>>>
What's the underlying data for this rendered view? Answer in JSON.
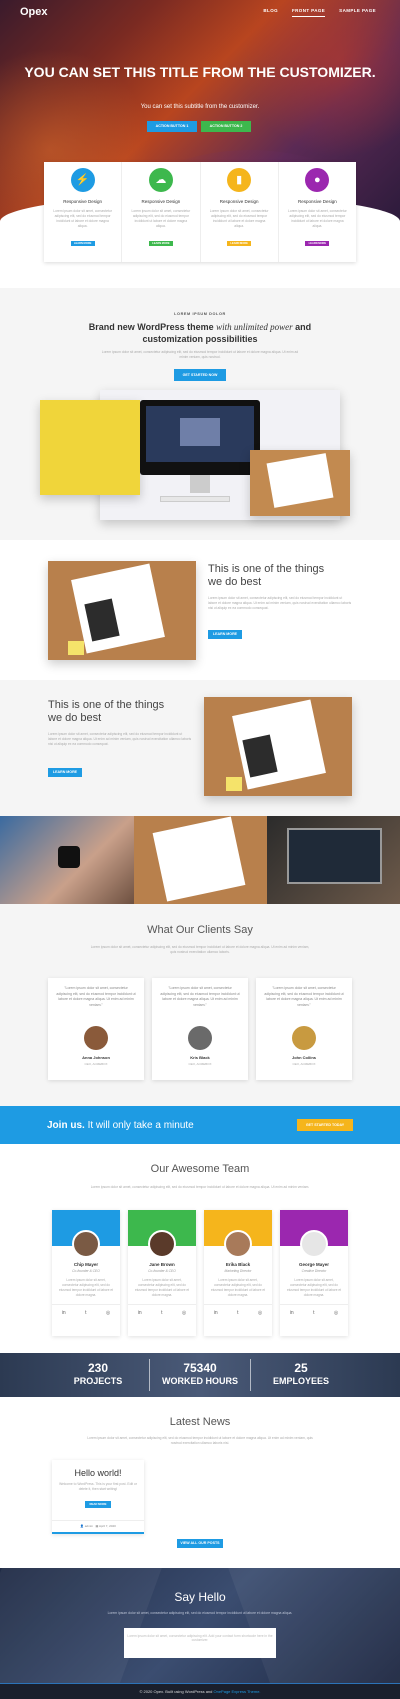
{
  "header": {
    "logo": "Opex",
    "nav": [
      "BLOG",
      "FRONT PAGE",
      "SAMPLE PAGE"
    ]
  },
  "hero": {
    "title": "YOU CAN SET THIS TITLE FROM THE CUSTOMIZER.",
    "subtitle": "You can set this subtitle from the customizer.",
    "button1": "ACTION BUTTON 1",
    "button2": "ACTION BUTTON 2"
  },
  "features": [
    {
      "title": "Responsive Design",
      "desc": "Lorem ipsum dolor sit amet, consectetur adipiscing elit, sed do eiusmod tempor incididunt ut labore et dolore magna aliqua.",
      "button": "LEARN MORE",
      "color": "#1e9be3",
      "icon": "lightning-icon"
    },
    {
      "title": "Responsive Design",
      "desc": "Lorem ipsum dolor sit amet, consectetur adipiscing elit, sed do eiusmod tempor incididunt ut labore et dolore magna aliqua.",
      "button": "LEARN MORE",
      "color": "#3db84d",
      "icon": "cloud-icon"
    },
    {
      "title": "Responsive Design",
      "desc": "Lorem ipsum dolor sit amet, consectetur adipiscing elit, sed do eiusmod tempor incididunt ut labore et dolore magna aliqua.",
      "button": "LEARN MORE",
      "color": "#f5b51c",
      "icon": "signal-bars-icon"
    },
    {
      "title": "Responsive Design",
      "desc": "Lorem ipsum dolor sit amet, consectetur adipiscing elit, sed do eiusmod tempor incididunt ut labore et dolore magna aliqua.",
      "button": "LEARN MORE",
      "color": "#9b27af",
      "icon": "user-icon"
    }
  ],
  "intro": {
    "eyebrow": "LOREM IPSUM DOLOR",
    "headline_a": "Brand new WordPress theme ",
    "headline_italic": "with unlimited power",
    "headline_b": " and customization possibilities",
    "text": "Lorem ipsum dolor sit amet, consectetur adipiscing elit, sed do eiusmod tempor incididunt ut labore et dolore magna aliqua. Ut enim ad minim veniam, quis nostrud.",
    "button": "GET STARTED NOW"
  },
  "row1": {
    "title": "This is one of the things we do best",
    "text": "Lorem ipsum dolor sit amet, consectetur adipiscing elit, sed do eiusmod tempor incididunt ut labore et dolore magna aliqua. Ut enim ad minim veniam, quis nostrud exercitation ullamco laboris nisi ut aliquip ex ea commodo consequat.",
    "button": "LEARN MORE"
  },
  "row2": {
    "title": "This is one of the things we do best",
    "text": "Lorem ipsum dolor sit amet, consectetur adipiscing elit, sed do eiusmod tempor incididunt ut labore et dolore magna aliqua. Ut enim ad minim veniam, quis nostrud exercitation ullamco laboris nisi ut aliquip ex ea commodo consequat.",
    "button": "LEARN MORE"
  },
  "clients": {
    "title": "What Our Clients Say",
    "sub": "Lorem ipsum dolor sit amet, consectetur adipiscing elit, sed do eiusmod tempor incididunt ut labore et dolore magna aliqua. Ut enim ad minim veniam, quis nostrud exercitation ullamco laboris.",
    "items": [
      {
        "quote": "\"Lorem ipsum dolor sit amet, consectetur adipiscing elit, sed do eiusmod tempor incididunt ut labore et dolore magna aliqua. Ut enim ad minim veniam.\"",
        "name": "Anna Johnson",
        "role": "CEO, ACMEBOX"
      },
      {
        "quote": "\"Lorem ipsum dolor sit amet, consectetur adipiscing elit, sed do eiusmod tempor incididunt ut labore et dolore magna aliqua. Ut enim ad minim veniam.\"",
        "name": "Kris Black",
        "role": "CEO, ACMEBOX"
      },
      {
        "quote": "\"Lorem ipsum dolor sit amet, consectetur adipiscing elit, sed do eiusmod tempor incididunt ut labore et dolore magna aliqua. Ut enim ad minim veniam.\"",
        "name": "John Collins",
        "role": "CEO, ACMEBOX"
      }
    ]
  },
  "join": {
    "bold": "Join us.",
    "rest": " It will only take a minute",
    "button": "GET STARTED TODAY"
  },
  "team": {
    "title": "Our Awesome Team",
    "sub": "Lorem ipsum dolor sit amet, consectetur adipiscing elit, sed do eiusmod tempor incididunt ut labore et dolore magna aliqua. Ut enim ad minim veniam.",
    "members": [
      {
        "name": "Chip Mayer",
        "role": "Co-founder & CEO",
        "color": "#1e9be3",
        "desc": "Lorem ipsum dolor sit amet, consectetur adipiscing elit, sed do eiusmod tempor incididunt ut labore et dolore magna."
      },
      {
        "name": "Jane Brown",
        "role": "Co-founder & CEO",
        "color": "#3db84d",
        "desc": "Lorem ipsum dolor sit amet, consectetur adipiscing elit, sed do eiusmod tempor incididunt ut labore et dolore magna."
      },
      {
        "name": "Erika Black",
        "role": "Marketing Director",
        "color": "#f5b51c",
        "desc": "Lorem ipsum dolor sit amet, consectetur adipiscing elit, sed do eiusmod tempor incididunt ut labore et dolore magna."
      },
      {
        "name": "George Mayer",
        "role": "Creative Director",
        "color": "#9b27af",
        "desc": "Lorem ipsum dolor sit amet, consectetur adipiscing elit, sed do eiusmod tempor incididunt ut labore et dolore magna."
      }
    ],
    "social": [
      "in",
      "t",
      "◎"
    ]
  },
  "stats": [
    {
      "number": "230",
      "label": "PROJECTS"
    },
    {
      "number": "75340",
      "label": "WORKED HOURS"
    },
    {
      "number": "25",
      "label": "EMPLOYEES"
    }
  ],
  "news": {
    "title": "Latest News",
    "sub": "Lorem ipsum dolor sit amet, consectetur adipiscing elit, sed do eiusmod tempor incididunt ut labore et dolore magna aliqua. Ut enim ad minim veniam, quis nostrud exercitation ullamco laboris nisi.",
    "post_title": "Hello world!",
    "post_text": "Welcome to WordPress. This is your first post. Edit or delete it, then start writing!",
    "post_button": "READ MORE",
    "post_author": "admin",
    "post_date": "April 7, 2020",
    "view_all": "VIEW ALL OUR POSTS"
  },
  "contact": {
    "title": "Say Hello",
    "sub": "Lorem ipsum dolor sit amet, consectetur adipiscing elit, sed do eiusmod tempor incididunt ut labore et dolore magna aliqua.",
    "box_text": "Lorem ipsum dolor sit amet, consectetur adipiscing elit. Add your contact form shortcode here in the customizer."
  },
  "footer": {
    "text": "© 2020 Opex. Built using WordPress and ",
    "link": "OnePage Express Theme."
  }
}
<<<
### Problem description
Copy out the records above in full, exactly as written, but not the pictures.

### Final result
What's the underlying data for this rendered view? Answer in JSON.
{
  "header": {
    "logo": "Opex",
    "nav": [
      "BLOG",
      "FRONT PAGE",
      "SAMPLE PAGE"
    ]
  },
  "hero": {
    "title": "YOU CAN SET THIS TITLE FROM THE CUSTOMIZER.",
    "subtitle": "You can set this subtitle from the customizer.",
    "button1": "ACTION BUTTON 1",
    "button2": "ACTION BUTTON 2"
  },
  "features": [
    {
      "title": "Responsive Design",
      "desc": "Lorem ipsum dolor sit amet, consectetur adipiscing elit, sed do eiusmod tempor incididunt ut labore et dolore magna aliqua.",
      "button": "LEARN MORE",
      "color": "#1e9be3",
      "icon": "lightning-icon"
    },
    {
      "title": "Responsive Design",
      "desc": "Lorem ipsum dolor sit amet, consectetur adipiscing elit, sed do eiusmod tempor incididunt ut labore et dolore magna aliqua.",
      "button": "LEARN MORE",
      "color": "#3db84d",
      "icon": "cloud-icon"
    },
    {
      "title": "Responsive Design",
      "desc": "Lorem ipsum dolor sit amet, consectetur adipiscing elit, sed do eiusmod tempor incididunt ut labore et dolore magna aliqua.",
      "button": "LEARN MORE",
      "color": "#f5b51c",
      "icon": "signal-bars-icon"
    },
    {
      "title": "Responsive Design",
      "desc": "Lorem ipsum dolor sit amet, consectetur adipiscing elit, sed do eiusmod tempor incididunt ut labore et dolore magna aliqua.",
      "button": "LEARN MORE",
      "color": "#9b27af",
      "icon": "user-icon"
    }
  ],
  "intro": {
    "eyebrow": "LOREM IPSUM DOLOR",
    "headline_a": "Brand new WordPress theme ",
    "headline_italic": "with unlimited power",
    "headline_b": " and customization possibilities",
    "text": "Lorem ipsum dolor sit amet, consectetur adipiscing elit, sed do eiusmod tempor incididunt ut labore et dolore magna aliqua. Ut enim ad minim veniam, quis nostrud.",
    "button": "GET STARTED NOW"
  },
  "row1": {
    "title": "This is one of the things we do best",
    "text": "Lorem ipsum dolor sit amet, consectetur adipiscing elit, sed do eiusmod tempor incididunt ut labore et dolore magna aliqua. Ut enim ad minim veniam, quis nostrud exercitation ullamco laboris nisi ut aliquip ex ea commodo consequat.",
    "button": "LEARN MORE"
  },
  "row2": {
    "title": "This is one of the things we do best",
    "text": "Lorem ipsum dolor sit amet, consectetur adipiscing elit, sed do eiusmod tempor incididunt ut labore et dolore magna aliqua. Ut enim ad minim veniam, quis nostrud exercitation ullamco laboris nisi ut aliquip ex ea commodo consequat.",
    "button": "LEARN MORE"
  },
  "clients": {
    "title": "What Our Clients Say",
    "sub": "Lorem ipsum dolor sit amet, consectetur adipiscing elit, sed do eiusmod tempor incididunt ut labore et dolore magna aliqua. Ut enim ad minim veniam, quis nostrud exercitation ullamco laboris.",
    "items": [
      {
        "quote": "\"Lorem ipsum dolor sit amet, consectetur adipiscing elit, sed do eiusmod tempor incididunt ut labore et dolore magna aliqua. Ut enim ad minim veniam.\"",
        "name": "Anna Johnson",
        "role": "CEO, ACMEBOX"
      },
      {
        "quote": "\"Lorem ipsum dolor sit amet, consectetur adipiscing elit, sed do eiusmod tempor incididunt ut labore et dolore magna aliqua. Ut enim ad minim veniam.\"",
        "name": "Kris Black",
        "role": "CEO, ACMEBOX"
      },
      {
        "quote": "\"Lorem ipsum dolor sit amet, consectetur adipiscing elit, sed do eiusmod tempor incididunt ut labore et dolore magna aliqua. Ut enim ad minim veniam.\"",
        "name": "John Collins",
        "role": "CEO, ACMEBOX"
      }
    ]
  },
  "join": {
    "bold": "Join us.",
    "rest": " It will only take a minute",
    "button": "GET STARTED TODAY"
  },
  "team": {
    "title": "Our Awesome Team",
    "sub": "Lorem ipsum dolor sit amet, consectetur adipiscing elit, sed do eiusmod tempor incididunt ut labore et dolore magna aliqua. Ut enim ad minim veniam.",
    "members": [
      {
        "name": "Chip Mayer",
        "role": "Co-founder & CEO",
        "color": "#1e9be3",
        "desc": "Lorem ipsum dolor sit amet, consectetur adipiscing elit, sed do eiusmod tempor incididunt ut labore et dolore magna."
      },
      {
        "name": "Jane Brown",
        "role": "Co-founder & CEO",
        "color": "#3db84d",
        "desc": "Lorem ipsum dolor sit amet, consectetur adipiscing elit, sed do eiusmod tempor incididunt ut labore et dolore magna."
      },
      {
        "name": "Erika Black",
        "role": "Marketing Director",
        "color": "#f5b51c",
        "desc": "Lorem ipsum dolor sit amet, consectetur adipiscing elit, sed do eiusmod tempor incididunt ut labore et dolore magna."
      },
      {
        "name": "George Mayer",
        "role": "Creative Director",
        "color": "#9b27af",
        "desc": "Lorem ipsum dolor sit amet, consectetur adipiscing elit, sed do eiusmod tempor incididunt ut labore et dolore magna."
      }
    ],
    "social": [
      "in",
      "t",
      "◎"
    ]
  },
  "stats": [
    {
      "number": "230",
      "label": "PROJECTS"
    },
    {
      "number": "75340",
      "label": "WORKED HOURS"
    },
    {
      "number": "25",
      "label": "EMPLOYEES"
    }
  ],
  "news": {
    "title": "Latest News",
    "sub": "Lorem ipsum dolor sit amet, consectetur adipiscing elit, sed do eiusmod tempor incididunt ut labore et dolore magna aliqua. Ut enim ad minim veniam, quis nostrud exercitation ullamco laboris nisi.",
    "post_title": "Hello world!",
    "post_text": "Welcome to WordPress. This is your first post. Edit or delete it, then start writing!",
    "post_button": "READ MORE",
    "post_author": "admin",
    "post_date": "April 7, 2020",
    "view_all": "VIEW ALL OUR POSTS"
  },
  "contact": {
    "title": "Say Hello",
    "sub": "Lorem ipsum dolor sit amet, consectetur adipiscing elit, sed do eiusmod tempor incididunt ut labore et dolore magna aliqua.",
    "box_text": "Lorem ipsum dolor sit amet, consectetur adipiscing elit. Add your contact form shortcode here in the customizer."
  },
  "footer": {
    "text": "© 2020 Opex. Built using WordPress and ",
    "link": "OnePage Express Theme."
  }
}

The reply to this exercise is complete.